%%

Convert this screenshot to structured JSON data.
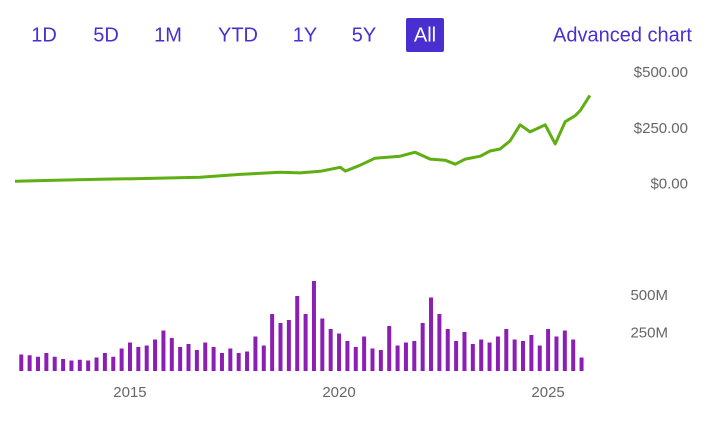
{
  "range_buttons": [
    {
      "label": "1D"
    },
    {
      "label": "5D"
    },
    {
      "label": "1M"
    },
    {
      "label": "YTD"
    },
    {
      "label": "1Y"
    },
    {
      "label": "5Y"
    },
    {
      "label": "All",
      "selected": true
    }
  ],
  "advanced_chart": "Advanced chart",
  "chart_data": [
    {
      "type": "line",
      "color": "#5fae12",
      "x": [
        2012.25,
        2013.09,
        2014.28,
        2015.48,
        2016.68,
        2017.63,
        2018.59,
        2019.07,
        2019.55,
        2020.03,
        2020.15,
        2020.5,
        2020.86,
        2021.46,
        2021.82,
        2022.18,
        2022.54,
        2022.78,
        2023.02,
        2023.38,
        2023.61,
        2023.85,
        2024.09,
        2024.33,
        2024.57,
        2024.93,
        2025.17,
        2025.41,
        2025.65,
        2025.77,
        2026.0
      ],
      "values": [
        14,
        18,
        23,
        27,
        32,
        45,
        55,
        52,
        59,
        77,
        60,
        86,
        118,
        127,
        145,
        114,
        109,
        91,
        114,
        127,
        150,
        159,
        195,
        268,
        236,
        268,
        182,
        282,
        309,
        332,
        400
      ],
      "xlim": [
        2012.25,
        2026.05
      ],
      "ylim": [
        -25,
        550
      ],
      "yticks": [
        {
          "value": 0,
          "label": "$0.00"
        },
        {
          "value": 250,
          "label": "$250.00"
        },
        {
          "value": 500,
          "label": "$500.00"
        }
      ]
    },
    {
      "type": "bar",
      "color": "#8b1fb3",
      "x": [
        2012.4,
        2012.6,
        2012.8,
        2013.0,
        2013.2,
        2013.4,
        2013.6,
        2013.8,
        2014.0,
        2014.2,
        2014.4,
        2014.6,
        2014.8,
        2015.0,
        2015.2,
        2015.4,
        2015.6,
        2015.8,
        2016.0,
        2016.2,
        2016.4,
        2016.6,
        2016.8,
        2017.0,
        2017.2,
        2017.4,
        2017.6,
        2017.8,
        2018.0,
        2018.2,
        2018.4,
        2018.6,
        2018.8,
        2019.0,
        2019.2,
        2019.4,
        2019.6,
        2019.8,
        2020.0,
        2020.2,
        2020.4,
        2020.6,
        2020.8,
        2021.0,
        2021.2,
        2021.4,
        2021.6,
        2021.8,
        2022.0,
        2022.2,
        2022.4,
        2022.6,
        2022.8,
        2023.0,
        2023.2,
        2023.4,
        2023.6,
        2023.8,
        2024.0,
        2024.2,
        2024.4,
        2024.6,
        2024.8,
        2025.0,
        2025.2,
        2025.4,
        2025.6,
        2025.8
      ],
      "values": [
        110,
        105,
        95,
        120,
        95,
        80,
        70,
        75,
        70,
        90,
        120,
        95,
        150,
        190,
        160,
        170,
        210,
        270,
        220,
        160,
        180,
        140,
        190,
        160,
        120,
        150,
        120,
        130,
        230,
        170,
        380,
        320,
        340,
        500,
        380,
        600,
        350,
        280,
        250,
        200,
        160,
        230,
        150,
        140,
        300,
        170,
        190,
        200,
        320,
        490,
        380,
        280,
        200,
        260,
        180,
        210,
        190,
        230,
        280,
        210,
        200,
        240,
        170,
        280,
        230,
        270,
        210,
        90
      ],
      "xlim": [
        2012.25,
        2026.05
      ],
      "ylim": [
        0,
        620
      ],
      "xticks": [
        2015,
        2020,
        2025
      ],
      "yticks": [
        {
          "value": 250,
          "label": "250M"
        },
        {
          "value": 500,
          "label": "500M"
        }
      ]
    }
  ]
}
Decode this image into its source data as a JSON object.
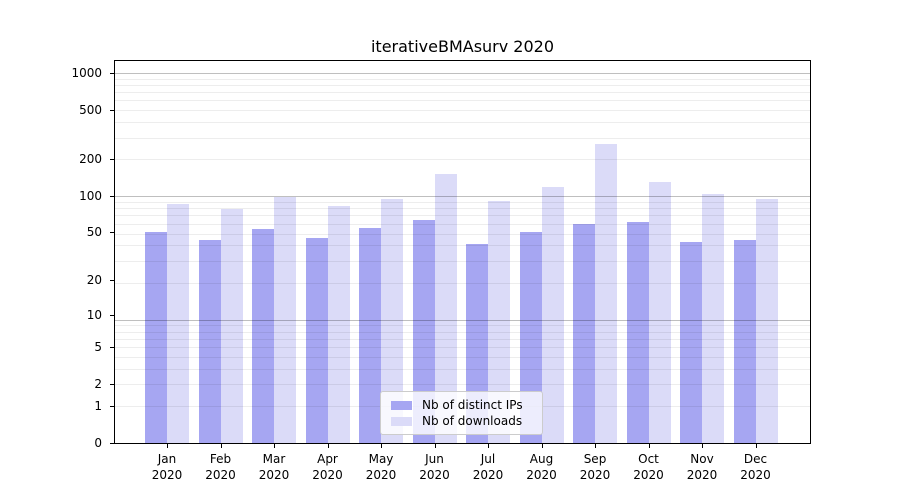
{
  "chart_data": {
    "type": "bar",
    "title": "iterativeBMAsurv 2020",
    "x_axis": {
      "months": [
        "Jan",
        "Feb",
        "Mar",
        "Apr",
        "May",
        "Jun",
        "Jul",
        "Aug",
        "Sep",
        "Oct",
        "Nov",
        "Dec"
      ],
      "year_label": "2020"
    },
    "y_axis": {
      "scale": "log1p",
      "ticks": [
        0,
        1,
        2,
        5,
        10,
        20,
        50,
        100,
        200,
        500,
        1000
      ],
      "max": 1250
    },
    "series": [
      {
        "key": "distinct-ips",
        "name": "Nb of distinct IPs",
        "color": "#a6a6f2",
        "values": [
          50,
          43,
          53,
          45,
          54,
          63,
          40,
          50,
          59,
          61,
          42,
          43
        ]
      },
      {
        "key": "downloads",
        "name": "Nb of downloads",
        "color": "#dbdbf8",
        "values": [
          86,
          78,
          97,
          82,
          94,
          152,
          90,
          118,
          263,
          130,
          103,
          94
        ]
      }
    ],
    "legend": {
      "position": "lower center"
    },
    "grid": true,
    "colors": {
      "spine": "#000000",
      "grid_minor": "#ededed",
      "grid_major": "#c0c0c0"
    }
  }
}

%%

Omit each picture, then return all of the listing exactly as it stands.

Convert this screenshot to structured JSON data.
{
  "range_buttons": [
    {
      "label": "1D"
    },
    {
      "label": "5D"
    },
    {
      "label": "1M"
    },
    {
      "label": "YTD"
    },
    {
      "label": "1Y"
    },
    {
      "label": "5Y"
    },
    {
      "label": "All",
      "selected": true
    }
  ],
  "advanced_chart": "Advanced chart",
  "chart_data": [
    {
      "type": "line",
      "color": "#5fae12",
      "x": [
        2012.25,
        2013.09,
        2014.28,
        2015.48,
        2016.68,
        2017.63,
        2018.59,
        2019.07,
        2019.55,
        2020.03,
        2020.15,
        2020.5,
        2020.86,
        2021.46,
        2021.82,
        2022.18,
        2022.54,
        2022.78,
        2023.02,
        2023.38,
        2023.61,
        2023.85,
        2024.09,
        2024.33,
        2024.57,
        2024.93,
        2025.17,
        2025.41,
        2025.65,
        2025.77,
        2026.0
      ],
      "values": [
        14,
        18,
        23,
        27,
        32,
        45,
        55,
        52,
        59,
        77,
        60,
        86,
        118,
        127,
        145,
        114,
        109,
        91,
        114,
        127,
        150,
        159,
        195,
        268,
        236,
        268,
        182,
        282,
        309,
        332,
        400
      ],
      "xlim": [
        2012.25,
        2026.05
      ],
      "ylim": [
        -25,
        550
      ],
      "yticks": [
        {
          "value": 0,
          "label": "$0.00"
        },
        {
          "value": 250,
          "label": "$250.00"
        },
        {
          "value": 500,
          "label": "$500.00"
        }
      ]
    },
    {
      "type": "bar",
      "color": "#8b1fb3",
      "x": [
        2012.4,
        2012.6,
        2012.8,
        2013.0,
        2013.2,
        2013.4,
        2013.6,
        2013.8,
        2014.0,
        2014.2,
        2014.4,
        2014.6,
        2014.8,
        2015.0,
        2015.2,
        2015.4,
        2015.6,
        2015.8,
        2016.0,
        2016.2,
        2016.4,
        2016.6,
        2016.8,
        2017.0,
        2017.2,
        2017.4,
        2017.6,
        2017.8,
        2018.0,
        2018.2,
        2018.4,
        2018.6,
        2018.8,
        2019.0,
        2019.2,
        2019.4,
        2019.6,
        2019.8,
        2020.0,
        2020.2,
        2020.4,
        2020.6,
        2020.8,
        2021.0,
        2021.2,
        2021.4,
        2021.6,
        2021.8,
        2022.0,
        2022.2,
        2022.4,
        2022.6,
        2022.8,
        2023.0,
        2023.2,
        2023.4,
        2023.6,
        2023.8,
        2024.0,
        2024.2,
        2024.4,
        2024.6,
        2024.8,
        2025.0,
        2025.2,
        2025.4,
        2025.6,
        2025.8
      ],
      "values": [
        110,
        105,
        95,
        120,
        95,
        80,
        70,
        75,
        70,
        90,
        120,
        95,
        150,
        190,
        160,
        170,
        210,
        270,
        220,
        160,
        180,
        140,
        190,
        160,
        120,
        150,
        120,
        130,
        230,
        170,
        380,
        320,
        340,
        500,
        380,
        600,
        350,
        280,
        250,
        200,
        160,
        230,
        150,
        140,
        300,
        170,
        190,
        200,
        320,
        490,
        380,
        280,
        200,
        260,
        180,
        210,
        190,
        230,
        280,
        210,
        200,
        240,
        170,
        280,
        230,
        270,
        210,
        90
      ],
      "xlim": [
        2012.25,
        2026.05
      ],
      "ylim": [
        0,
        620
      ],
      "xticks": [
        2015,
        2020,
        2025
      ],
      "yticks": [
        {
          "value": 250,
          "label": "250M"
        },
        {
          "value": 500,
          "label": "500M"
        }
      ]
    }
  ]
}
Decode this image into its source data as a JSON object.
{
  "chart_data": {
    "type": "bar",
    "title": "iterativeBMAsurv 2020",
    "x_axis": {
      "months": [
        "Jan",
        "Feb",
        "Mar",
        "Apr",
        "May",
        "Jun",
        "Jul",
        "Aug",
        "Sep",
        "Oct",
        "Nov",
        "Dec"
      ],
      "year_label": "2020"
    },
    "y_axis": {
      "scale": "log1p",
      "ticks": [
        0,
        1,
        2,
        5,
        10,
        20,
        50,
        100,
        200,
        500,
        1000
      ],
      "max": 1250
    },
    "series": [
      {
        "key": "distinct-ips",
        "name": "Nb of distinct IPs",
        "color": "#a6a6f2",
        "values": [
          50,
          43,
          53,
          45,
          54,
          63,
          40,
          50,
          59,
          61,
          42,
          43
        ]
      },
      {
        "key": "downloads",
        "name": "Nb of downloads",
        "color": "#dbdbf8",
        "values": [
          86,
          78,
          97,
          82,
          94,
          152,
          90,
          118,
          263,
          130,
          103,
          94
        ]
      }
    ],
    "legend": {
      "position": "lower center"
    },
    "grid": true,
    "colors": {
      "spine": "#000000",
      "grid_minor": "#ededed",
      "grid_major": "#c0c0c0"
    }
  }
}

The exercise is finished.